** Start of Provided entries **

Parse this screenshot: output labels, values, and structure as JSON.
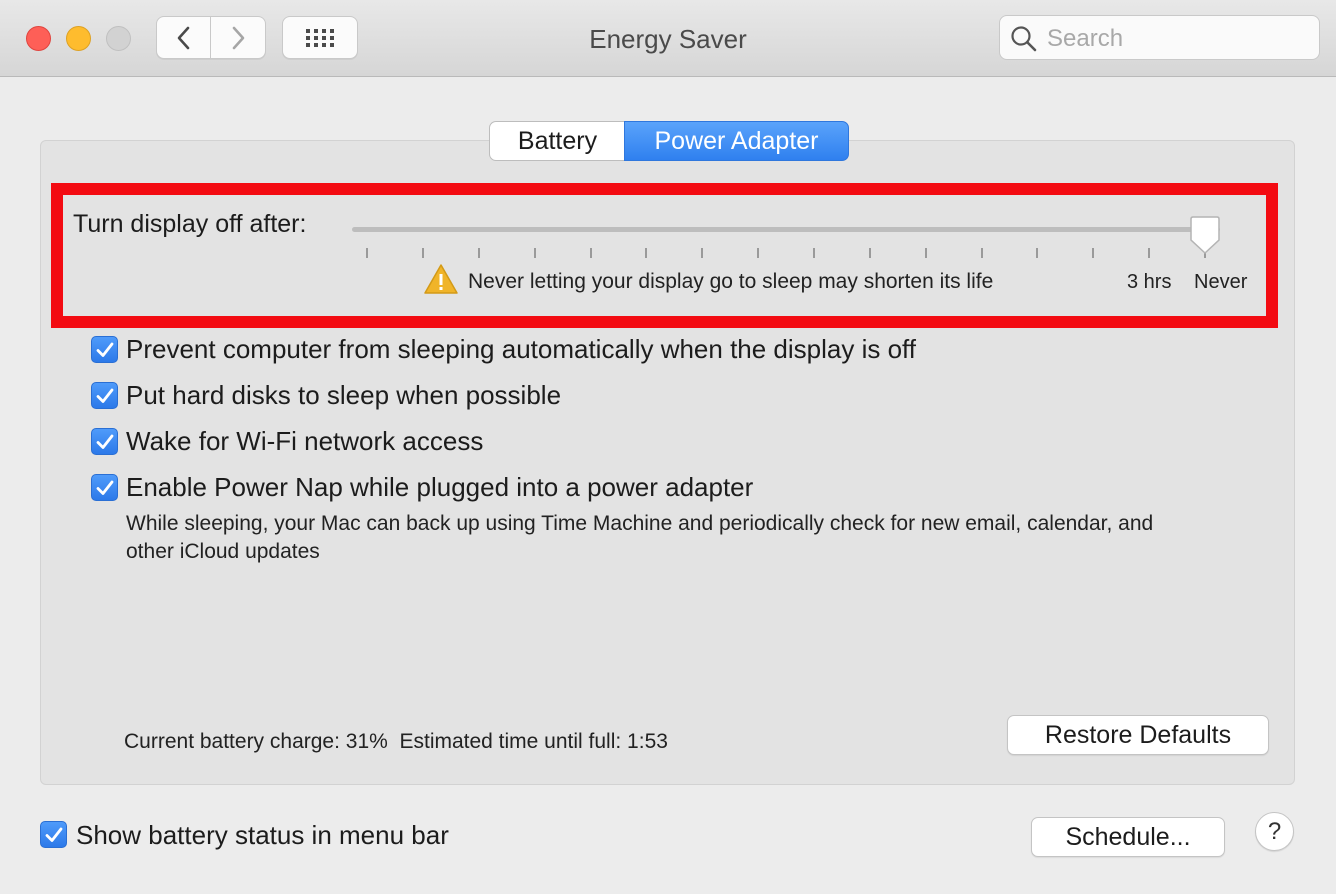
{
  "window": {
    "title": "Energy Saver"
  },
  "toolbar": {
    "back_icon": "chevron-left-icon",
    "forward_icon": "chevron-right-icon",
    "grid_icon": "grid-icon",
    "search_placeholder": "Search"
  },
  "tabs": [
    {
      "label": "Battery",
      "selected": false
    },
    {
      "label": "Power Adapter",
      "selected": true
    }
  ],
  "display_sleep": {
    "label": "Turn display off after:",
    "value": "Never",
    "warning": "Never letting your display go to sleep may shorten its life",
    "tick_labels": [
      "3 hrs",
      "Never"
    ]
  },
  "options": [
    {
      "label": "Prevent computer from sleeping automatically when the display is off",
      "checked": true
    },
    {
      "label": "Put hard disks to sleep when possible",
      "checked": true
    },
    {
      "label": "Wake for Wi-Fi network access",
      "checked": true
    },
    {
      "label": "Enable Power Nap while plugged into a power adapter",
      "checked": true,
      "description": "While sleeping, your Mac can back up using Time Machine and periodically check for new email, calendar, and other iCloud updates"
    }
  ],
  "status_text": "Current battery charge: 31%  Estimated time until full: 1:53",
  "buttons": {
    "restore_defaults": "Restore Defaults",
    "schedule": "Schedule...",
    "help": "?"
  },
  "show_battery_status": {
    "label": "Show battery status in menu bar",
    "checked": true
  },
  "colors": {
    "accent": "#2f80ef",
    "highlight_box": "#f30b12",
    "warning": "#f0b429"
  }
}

** End of Provided entries **
** Start of Provided entries **

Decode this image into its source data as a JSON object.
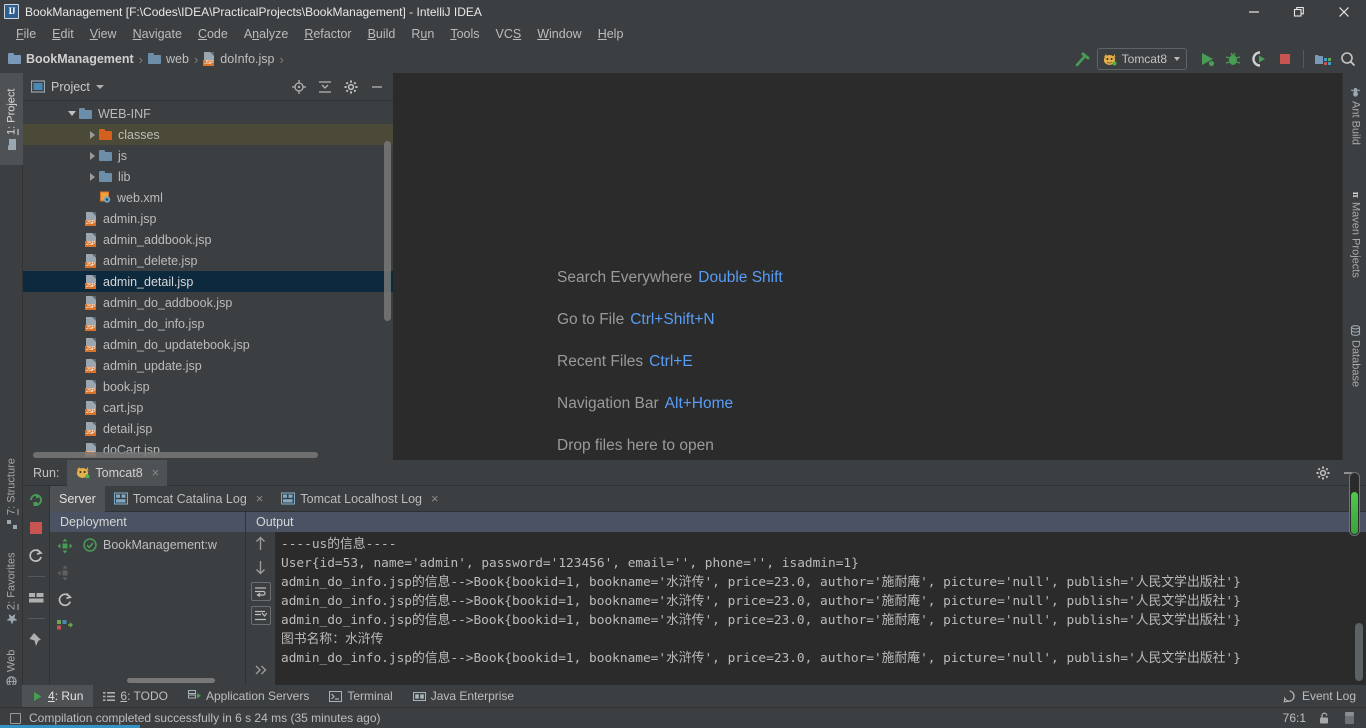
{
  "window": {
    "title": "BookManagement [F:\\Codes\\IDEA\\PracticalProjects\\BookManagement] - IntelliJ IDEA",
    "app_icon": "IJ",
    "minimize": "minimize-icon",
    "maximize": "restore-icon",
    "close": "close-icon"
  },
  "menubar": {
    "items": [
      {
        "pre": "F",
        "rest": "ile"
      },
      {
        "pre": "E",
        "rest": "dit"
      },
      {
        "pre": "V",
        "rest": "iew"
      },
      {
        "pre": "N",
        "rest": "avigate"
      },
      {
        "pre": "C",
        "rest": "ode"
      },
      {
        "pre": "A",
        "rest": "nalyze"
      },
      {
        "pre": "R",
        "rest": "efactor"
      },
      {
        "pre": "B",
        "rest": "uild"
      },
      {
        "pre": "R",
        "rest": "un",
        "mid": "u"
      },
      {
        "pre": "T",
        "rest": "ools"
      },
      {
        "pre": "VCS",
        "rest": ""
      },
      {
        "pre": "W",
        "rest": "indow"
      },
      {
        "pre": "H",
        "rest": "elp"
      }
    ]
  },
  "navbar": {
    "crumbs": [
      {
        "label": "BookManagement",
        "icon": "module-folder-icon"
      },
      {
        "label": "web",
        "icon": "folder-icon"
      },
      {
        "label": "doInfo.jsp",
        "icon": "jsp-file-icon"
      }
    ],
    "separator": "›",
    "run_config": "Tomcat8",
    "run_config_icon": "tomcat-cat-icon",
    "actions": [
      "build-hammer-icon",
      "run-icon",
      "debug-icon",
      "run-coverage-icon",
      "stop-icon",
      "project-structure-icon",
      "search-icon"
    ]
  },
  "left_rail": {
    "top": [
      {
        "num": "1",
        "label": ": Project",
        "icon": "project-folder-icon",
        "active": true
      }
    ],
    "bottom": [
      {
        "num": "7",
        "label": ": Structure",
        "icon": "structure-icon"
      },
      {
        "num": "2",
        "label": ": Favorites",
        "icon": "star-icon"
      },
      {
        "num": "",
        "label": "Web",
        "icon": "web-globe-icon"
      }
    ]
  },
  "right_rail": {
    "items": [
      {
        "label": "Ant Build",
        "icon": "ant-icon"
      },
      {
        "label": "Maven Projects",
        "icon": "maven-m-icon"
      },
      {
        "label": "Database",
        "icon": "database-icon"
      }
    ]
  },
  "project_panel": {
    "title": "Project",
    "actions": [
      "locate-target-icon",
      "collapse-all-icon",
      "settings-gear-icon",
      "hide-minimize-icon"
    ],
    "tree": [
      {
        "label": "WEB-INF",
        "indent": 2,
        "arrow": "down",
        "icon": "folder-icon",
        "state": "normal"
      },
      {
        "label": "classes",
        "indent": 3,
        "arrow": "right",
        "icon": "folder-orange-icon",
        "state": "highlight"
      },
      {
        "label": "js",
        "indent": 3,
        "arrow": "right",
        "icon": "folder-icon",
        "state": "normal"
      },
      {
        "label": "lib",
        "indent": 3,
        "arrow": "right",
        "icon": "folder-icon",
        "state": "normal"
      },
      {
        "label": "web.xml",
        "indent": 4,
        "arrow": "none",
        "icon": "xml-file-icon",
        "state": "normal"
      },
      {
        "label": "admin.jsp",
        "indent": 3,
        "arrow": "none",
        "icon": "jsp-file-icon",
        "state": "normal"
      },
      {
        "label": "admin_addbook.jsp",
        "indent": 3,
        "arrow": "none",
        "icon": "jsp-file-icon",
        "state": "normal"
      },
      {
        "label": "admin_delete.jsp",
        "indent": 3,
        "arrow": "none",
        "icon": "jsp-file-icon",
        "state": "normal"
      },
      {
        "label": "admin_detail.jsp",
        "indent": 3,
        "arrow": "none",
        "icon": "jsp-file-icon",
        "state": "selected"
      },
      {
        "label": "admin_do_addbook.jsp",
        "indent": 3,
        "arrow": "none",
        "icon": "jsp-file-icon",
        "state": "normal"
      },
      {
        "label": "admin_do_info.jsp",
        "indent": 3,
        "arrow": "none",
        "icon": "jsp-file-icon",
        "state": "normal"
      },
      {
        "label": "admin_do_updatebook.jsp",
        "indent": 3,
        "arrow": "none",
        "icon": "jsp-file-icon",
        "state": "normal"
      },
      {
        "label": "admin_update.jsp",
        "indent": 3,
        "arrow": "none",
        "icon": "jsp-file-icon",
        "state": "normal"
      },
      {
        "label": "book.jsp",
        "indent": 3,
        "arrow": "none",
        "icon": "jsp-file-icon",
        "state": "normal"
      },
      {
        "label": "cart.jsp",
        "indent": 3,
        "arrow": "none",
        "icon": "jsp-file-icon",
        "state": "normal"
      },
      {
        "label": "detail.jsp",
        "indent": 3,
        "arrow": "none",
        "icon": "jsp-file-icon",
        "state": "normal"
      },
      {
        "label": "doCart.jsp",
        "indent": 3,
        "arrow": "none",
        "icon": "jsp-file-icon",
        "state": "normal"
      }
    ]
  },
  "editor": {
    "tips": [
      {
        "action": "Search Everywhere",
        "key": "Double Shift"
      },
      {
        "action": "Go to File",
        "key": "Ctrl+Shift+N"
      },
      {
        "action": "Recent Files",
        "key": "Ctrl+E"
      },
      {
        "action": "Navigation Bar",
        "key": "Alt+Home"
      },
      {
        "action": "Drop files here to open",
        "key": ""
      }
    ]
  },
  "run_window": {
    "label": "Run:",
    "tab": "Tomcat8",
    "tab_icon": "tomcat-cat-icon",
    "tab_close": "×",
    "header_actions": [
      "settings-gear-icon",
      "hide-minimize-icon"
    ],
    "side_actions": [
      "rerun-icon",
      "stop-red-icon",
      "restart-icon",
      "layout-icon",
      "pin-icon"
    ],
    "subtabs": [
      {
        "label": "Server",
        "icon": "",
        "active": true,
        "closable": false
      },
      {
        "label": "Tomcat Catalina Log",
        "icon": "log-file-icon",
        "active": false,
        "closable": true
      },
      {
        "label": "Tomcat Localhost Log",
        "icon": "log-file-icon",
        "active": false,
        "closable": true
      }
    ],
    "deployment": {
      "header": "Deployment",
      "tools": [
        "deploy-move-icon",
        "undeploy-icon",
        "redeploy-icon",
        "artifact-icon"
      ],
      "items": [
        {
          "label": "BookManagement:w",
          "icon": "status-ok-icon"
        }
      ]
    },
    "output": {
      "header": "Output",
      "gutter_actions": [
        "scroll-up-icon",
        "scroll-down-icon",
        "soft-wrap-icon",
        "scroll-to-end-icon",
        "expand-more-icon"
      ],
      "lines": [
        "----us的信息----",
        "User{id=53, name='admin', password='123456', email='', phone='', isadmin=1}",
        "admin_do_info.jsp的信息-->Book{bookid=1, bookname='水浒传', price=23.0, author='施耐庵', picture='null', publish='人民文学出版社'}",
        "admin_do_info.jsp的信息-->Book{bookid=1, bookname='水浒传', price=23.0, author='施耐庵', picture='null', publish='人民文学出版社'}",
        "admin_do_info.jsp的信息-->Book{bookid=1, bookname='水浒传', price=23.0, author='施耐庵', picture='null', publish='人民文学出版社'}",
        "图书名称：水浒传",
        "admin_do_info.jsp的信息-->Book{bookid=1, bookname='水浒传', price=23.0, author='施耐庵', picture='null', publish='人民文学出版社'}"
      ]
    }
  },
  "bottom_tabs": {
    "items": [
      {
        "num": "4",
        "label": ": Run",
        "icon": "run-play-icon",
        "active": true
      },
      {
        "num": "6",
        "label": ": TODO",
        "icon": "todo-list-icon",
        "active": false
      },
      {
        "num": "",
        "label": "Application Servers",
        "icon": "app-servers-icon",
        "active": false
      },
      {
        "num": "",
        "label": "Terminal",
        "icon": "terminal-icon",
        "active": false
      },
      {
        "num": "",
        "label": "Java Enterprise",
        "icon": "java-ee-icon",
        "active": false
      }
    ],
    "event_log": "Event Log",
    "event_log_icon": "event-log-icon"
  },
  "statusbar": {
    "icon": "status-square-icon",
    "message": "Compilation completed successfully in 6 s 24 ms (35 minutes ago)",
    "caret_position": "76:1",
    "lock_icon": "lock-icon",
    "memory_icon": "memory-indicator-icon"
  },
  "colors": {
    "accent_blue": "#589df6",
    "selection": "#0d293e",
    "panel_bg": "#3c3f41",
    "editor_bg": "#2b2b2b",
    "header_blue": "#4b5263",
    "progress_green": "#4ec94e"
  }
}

** End of Provided entries **

Select all lines in the listing above where the word "selected" appears, and show them.

# Worked answer:
      "selected": false
      "selected": true
        "state": "selected"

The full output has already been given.